[WHAT THE EXERCISE ASKS]
Identify all lines below that hold "source" and collect them.

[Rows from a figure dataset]
START
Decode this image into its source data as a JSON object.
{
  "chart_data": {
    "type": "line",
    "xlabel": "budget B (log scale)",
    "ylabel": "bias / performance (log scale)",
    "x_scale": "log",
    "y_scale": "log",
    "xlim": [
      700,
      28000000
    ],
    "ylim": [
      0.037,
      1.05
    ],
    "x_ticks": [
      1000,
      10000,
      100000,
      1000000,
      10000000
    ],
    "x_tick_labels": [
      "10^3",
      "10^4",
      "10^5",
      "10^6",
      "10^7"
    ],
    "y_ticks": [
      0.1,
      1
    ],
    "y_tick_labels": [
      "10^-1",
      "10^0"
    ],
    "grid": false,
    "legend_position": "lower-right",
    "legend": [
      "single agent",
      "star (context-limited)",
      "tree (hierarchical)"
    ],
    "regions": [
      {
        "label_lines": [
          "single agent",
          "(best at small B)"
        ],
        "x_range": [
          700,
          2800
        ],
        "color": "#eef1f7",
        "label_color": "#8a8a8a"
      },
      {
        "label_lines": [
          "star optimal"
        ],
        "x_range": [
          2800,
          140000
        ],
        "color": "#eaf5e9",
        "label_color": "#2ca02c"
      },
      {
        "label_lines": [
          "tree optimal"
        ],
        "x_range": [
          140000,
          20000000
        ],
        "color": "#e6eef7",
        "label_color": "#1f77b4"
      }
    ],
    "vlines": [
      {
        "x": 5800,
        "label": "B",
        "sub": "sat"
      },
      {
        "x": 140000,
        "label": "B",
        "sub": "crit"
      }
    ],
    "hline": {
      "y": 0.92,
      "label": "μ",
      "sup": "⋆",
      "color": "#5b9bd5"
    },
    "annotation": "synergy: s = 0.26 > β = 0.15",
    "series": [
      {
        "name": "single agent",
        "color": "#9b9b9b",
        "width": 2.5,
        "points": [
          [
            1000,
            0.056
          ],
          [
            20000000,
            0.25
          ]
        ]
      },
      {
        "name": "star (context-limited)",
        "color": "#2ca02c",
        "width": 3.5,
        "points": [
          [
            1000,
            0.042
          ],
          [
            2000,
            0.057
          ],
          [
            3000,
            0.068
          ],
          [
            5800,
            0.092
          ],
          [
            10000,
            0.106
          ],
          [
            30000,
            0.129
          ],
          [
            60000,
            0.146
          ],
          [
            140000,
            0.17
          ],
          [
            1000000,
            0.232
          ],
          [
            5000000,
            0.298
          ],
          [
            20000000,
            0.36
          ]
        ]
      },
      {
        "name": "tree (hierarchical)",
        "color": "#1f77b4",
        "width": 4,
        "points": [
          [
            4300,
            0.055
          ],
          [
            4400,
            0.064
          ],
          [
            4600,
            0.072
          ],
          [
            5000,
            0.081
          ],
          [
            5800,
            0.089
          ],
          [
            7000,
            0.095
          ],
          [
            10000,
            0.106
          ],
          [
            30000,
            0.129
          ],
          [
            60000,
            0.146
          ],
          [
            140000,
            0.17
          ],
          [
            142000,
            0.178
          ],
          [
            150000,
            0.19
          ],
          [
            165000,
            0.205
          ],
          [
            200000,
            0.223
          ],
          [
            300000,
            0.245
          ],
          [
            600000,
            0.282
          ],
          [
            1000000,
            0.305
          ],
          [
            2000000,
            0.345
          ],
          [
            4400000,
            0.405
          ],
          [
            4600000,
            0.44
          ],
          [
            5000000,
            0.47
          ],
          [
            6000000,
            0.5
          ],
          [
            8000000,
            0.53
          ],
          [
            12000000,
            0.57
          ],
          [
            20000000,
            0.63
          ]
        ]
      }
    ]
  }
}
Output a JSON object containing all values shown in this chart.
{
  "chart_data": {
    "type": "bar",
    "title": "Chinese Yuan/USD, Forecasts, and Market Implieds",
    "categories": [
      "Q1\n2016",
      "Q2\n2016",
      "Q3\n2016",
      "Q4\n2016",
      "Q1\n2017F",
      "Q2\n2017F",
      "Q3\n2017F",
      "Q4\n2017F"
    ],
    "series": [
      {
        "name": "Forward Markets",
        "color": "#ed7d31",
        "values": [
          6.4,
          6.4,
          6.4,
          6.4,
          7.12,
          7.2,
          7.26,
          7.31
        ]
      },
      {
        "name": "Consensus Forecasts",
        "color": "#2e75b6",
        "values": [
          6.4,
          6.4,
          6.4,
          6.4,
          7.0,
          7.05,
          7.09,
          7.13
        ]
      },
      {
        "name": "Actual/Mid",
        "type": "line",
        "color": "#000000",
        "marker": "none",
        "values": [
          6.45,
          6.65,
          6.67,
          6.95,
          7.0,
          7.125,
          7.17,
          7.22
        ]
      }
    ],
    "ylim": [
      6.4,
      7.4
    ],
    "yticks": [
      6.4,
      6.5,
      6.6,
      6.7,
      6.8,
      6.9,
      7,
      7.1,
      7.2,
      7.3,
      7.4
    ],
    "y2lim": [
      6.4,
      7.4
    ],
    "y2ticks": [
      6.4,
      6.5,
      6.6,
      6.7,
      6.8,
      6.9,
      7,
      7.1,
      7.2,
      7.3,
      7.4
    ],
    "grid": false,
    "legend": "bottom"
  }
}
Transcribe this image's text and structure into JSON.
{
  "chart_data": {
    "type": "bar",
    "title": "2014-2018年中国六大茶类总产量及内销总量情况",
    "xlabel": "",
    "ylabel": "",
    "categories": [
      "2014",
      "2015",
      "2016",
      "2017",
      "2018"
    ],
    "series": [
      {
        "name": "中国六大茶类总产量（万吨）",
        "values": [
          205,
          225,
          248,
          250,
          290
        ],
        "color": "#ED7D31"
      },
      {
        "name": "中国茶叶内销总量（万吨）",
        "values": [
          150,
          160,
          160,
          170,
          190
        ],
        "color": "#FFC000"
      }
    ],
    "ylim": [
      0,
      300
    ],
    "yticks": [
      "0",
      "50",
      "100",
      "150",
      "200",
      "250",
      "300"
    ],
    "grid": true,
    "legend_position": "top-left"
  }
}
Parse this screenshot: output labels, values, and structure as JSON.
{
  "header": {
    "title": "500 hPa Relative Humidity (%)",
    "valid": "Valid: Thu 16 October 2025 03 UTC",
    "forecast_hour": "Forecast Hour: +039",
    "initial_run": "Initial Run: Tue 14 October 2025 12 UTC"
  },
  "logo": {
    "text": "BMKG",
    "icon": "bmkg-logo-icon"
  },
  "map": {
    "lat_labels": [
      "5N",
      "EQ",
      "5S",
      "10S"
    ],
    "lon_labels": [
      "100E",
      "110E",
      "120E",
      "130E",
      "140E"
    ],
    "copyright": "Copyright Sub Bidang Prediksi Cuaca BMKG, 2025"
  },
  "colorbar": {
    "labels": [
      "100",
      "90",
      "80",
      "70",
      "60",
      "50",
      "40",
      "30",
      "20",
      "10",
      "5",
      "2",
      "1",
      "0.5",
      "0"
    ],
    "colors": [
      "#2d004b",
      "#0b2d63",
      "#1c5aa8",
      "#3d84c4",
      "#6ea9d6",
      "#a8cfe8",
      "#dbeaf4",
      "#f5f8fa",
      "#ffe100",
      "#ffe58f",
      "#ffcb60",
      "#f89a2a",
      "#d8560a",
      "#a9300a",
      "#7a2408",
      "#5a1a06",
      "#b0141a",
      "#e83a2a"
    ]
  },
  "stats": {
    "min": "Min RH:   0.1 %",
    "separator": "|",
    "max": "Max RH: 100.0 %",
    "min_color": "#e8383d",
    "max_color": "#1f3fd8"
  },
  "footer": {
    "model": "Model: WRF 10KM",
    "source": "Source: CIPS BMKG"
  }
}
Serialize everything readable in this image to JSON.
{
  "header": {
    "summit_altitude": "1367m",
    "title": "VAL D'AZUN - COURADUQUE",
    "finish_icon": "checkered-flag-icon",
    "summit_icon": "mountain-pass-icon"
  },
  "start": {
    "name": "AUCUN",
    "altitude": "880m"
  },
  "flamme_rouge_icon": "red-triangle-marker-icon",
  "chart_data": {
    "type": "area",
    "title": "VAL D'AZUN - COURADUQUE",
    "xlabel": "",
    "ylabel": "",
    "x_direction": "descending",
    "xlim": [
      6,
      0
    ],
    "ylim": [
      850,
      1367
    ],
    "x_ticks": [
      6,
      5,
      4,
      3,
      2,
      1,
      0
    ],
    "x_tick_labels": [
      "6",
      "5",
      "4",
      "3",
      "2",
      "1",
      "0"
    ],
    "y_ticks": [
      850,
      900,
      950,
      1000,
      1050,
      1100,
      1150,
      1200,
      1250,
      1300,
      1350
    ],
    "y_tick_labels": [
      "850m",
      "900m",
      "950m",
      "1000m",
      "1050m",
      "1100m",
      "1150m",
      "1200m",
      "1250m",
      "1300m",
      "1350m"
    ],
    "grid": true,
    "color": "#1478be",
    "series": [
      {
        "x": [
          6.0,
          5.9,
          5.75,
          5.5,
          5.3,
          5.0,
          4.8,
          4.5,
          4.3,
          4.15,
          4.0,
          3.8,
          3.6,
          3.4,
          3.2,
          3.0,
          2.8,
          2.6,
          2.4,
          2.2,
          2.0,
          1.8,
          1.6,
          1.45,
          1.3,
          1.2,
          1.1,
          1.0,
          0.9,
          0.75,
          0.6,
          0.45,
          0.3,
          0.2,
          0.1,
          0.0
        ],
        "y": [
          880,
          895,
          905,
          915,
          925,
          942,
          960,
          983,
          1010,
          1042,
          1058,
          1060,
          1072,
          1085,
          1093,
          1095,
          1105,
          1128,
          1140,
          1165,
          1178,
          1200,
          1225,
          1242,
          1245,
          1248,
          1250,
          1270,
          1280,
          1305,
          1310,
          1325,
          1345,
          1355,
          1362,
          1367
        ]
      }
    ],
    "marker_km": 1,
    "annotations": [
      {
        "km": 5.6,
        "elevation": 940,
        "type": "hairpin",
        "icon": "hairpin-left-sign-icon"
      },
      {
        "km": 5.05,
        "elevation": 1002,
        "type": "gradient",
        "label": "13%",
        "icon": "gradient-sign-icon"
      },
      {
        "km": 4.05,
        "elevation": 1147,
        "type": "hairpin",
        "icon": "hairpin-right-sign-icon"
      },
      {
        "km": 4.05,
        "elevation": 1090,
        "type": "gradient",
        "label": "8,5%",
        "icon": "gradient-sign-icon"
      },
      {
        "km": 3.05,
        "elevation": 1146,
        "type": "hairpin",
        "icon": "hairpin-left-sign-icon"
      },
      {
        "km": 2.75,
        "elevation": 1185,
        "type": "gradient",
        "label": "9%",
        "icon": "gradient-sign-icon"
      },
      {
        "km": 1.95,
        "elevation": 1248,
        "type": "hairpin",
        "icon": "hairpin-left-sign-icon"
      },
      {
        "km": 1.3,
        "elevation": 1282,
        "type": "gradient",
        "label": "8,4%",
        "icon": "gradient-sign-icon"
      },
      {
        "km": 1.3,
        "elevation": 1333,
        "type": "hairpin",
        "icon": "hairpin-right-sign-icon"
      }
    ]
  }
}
END
[EXERCISE RESPONSE]
Decode this image into its source data as a JSON object.
    "source": "Source: CIPS BMKG"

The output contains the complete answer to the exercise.